┌─ Data extract
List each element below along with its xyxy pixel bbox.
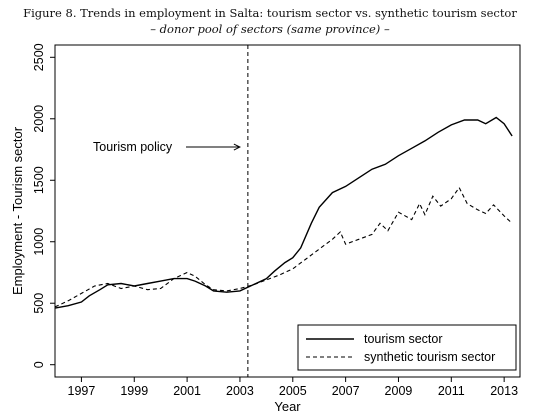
series-line-tourism-sector xyxy=(54,116,513,309)
series-line-synthetic-tourism-sector xyxy=(54,186,513,308)
x-tick-label: 1997 xyxy=(68,384,96,398)
y-tick-label: 1000 xyxy=(32,228,46,256)
policy-annotation-text: Tourism policy xyxy=(93,140,173,154)
y-axis-label: Employment - Tourism sector xyxy=(10,126,25,295)
y-axis: 0 500 1000 1500 2000 2500 xyxy=(32,43,55,368)
x-axis: 1997 1999 2001 2003 2005 2007 2009 2011 2013 xyxy=(68,377,518,398)
legend-label: tourism sector xyxy=(364,332,443,346)
legend: tourism sector synthetic tourism sector xyxy=(297,324,517,371)
x-tick-label: 1999 xyxy=(120,384,148,398)
y-tick-label: 2500 xyxy=(32,43,46,71)
plot-frame xyxy=(54,44,521,378)
y-tick-label: 2000 xyxy=(32,105,46,133)
series-layer xyxy=(54,116,513,309)
legend-label: synthetic tourism sector xyxy=(364,350,495,364)
annotation-layer: Tourism policy xyxy=(93,45,249,377)
x-tick-label: 2013 xyxy=(490,384,518,398)
x-tick-label: 2007 xyxy=(332,384,360,398)
figure-subtitle: – donor pool of sectors (same province) … xyxy=(150,22,390,36)
figure-title: Figure 8. Trends in employment in Salta:… xyxy=(23,6,517,20)
y-tick-label: 500 xyxy=(32,293,46,314)
x-tick-label: 2005 xyxy=(279,384,307,398)
x-tick-label: 2011 xyxy=(438,384,465,398)
x-axis-label: Year xyxy=(274,399,301,414)
y-tick-label: 1500 xyxy=(32,166,46,194)
y-tick-label: 0 xyxy=(32,361,46,368)
x-tick-label: 2001 xyxy=(173,384,201,398)
policy-arrow-head xyxy=(233,143,241,151)
x-tick-label: 2003 xyxy=(226,384,254,398)
x-tick-label: 2009 xyxy=(385,384,413,398)
legend-box xyxy=(297,324,517,371)
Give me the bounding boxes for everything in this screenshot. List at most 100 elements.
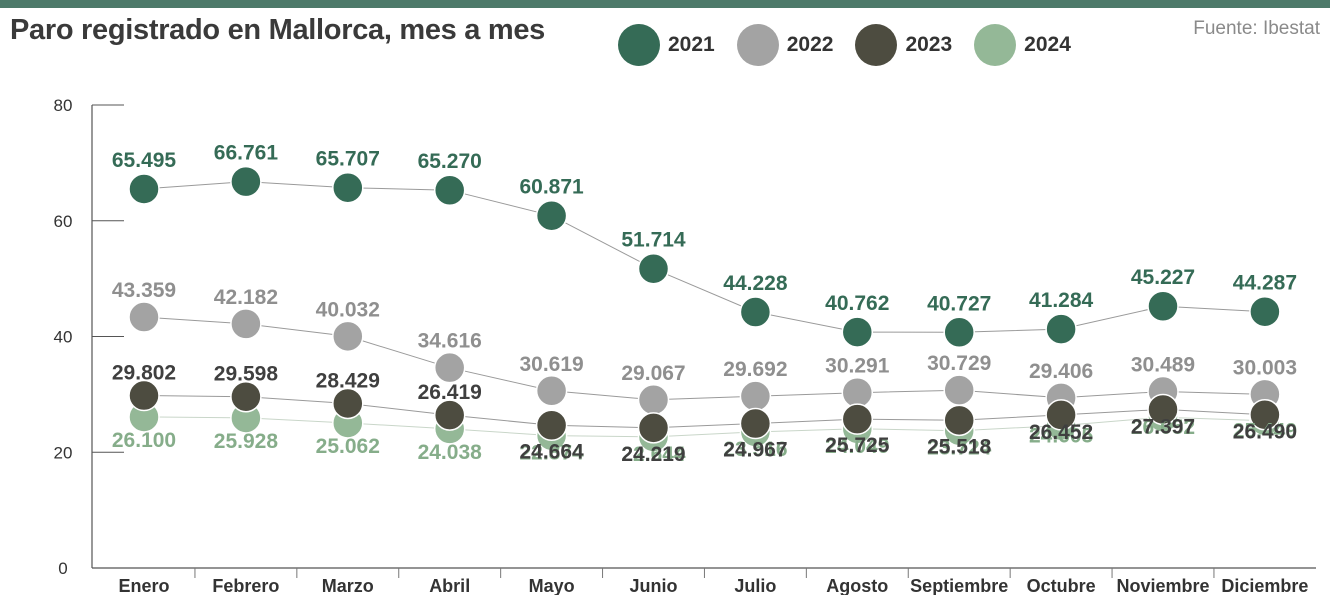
└─
- **Aim**
Copy the records above verbatim, starting with the line that contains "series-line-tourism-sector xyxy=(54,116,513,309)" and ending with the line that contains "y-axis: 0 500", including both of those lines.

- **Full solution**
series-line-tourism-sector xyxy=(54,116,513,309)
series-line-synthetic-tourism-sector xyxy=(54,186,513,308)
x-tick-label: 1997 xyxy=(68,384,96,398)
y-tick-label: 1000 xyxy=(32,228,46,256)
policy-annotation-text: Tourism policy xyxy=(93,140,173,154)
y-axis-label: Employment - Tourism sector xyxy=(10,126,25,295)
y-axis: 0 500 1000 1500 2000 2500 xyxy=(32,43,55,368)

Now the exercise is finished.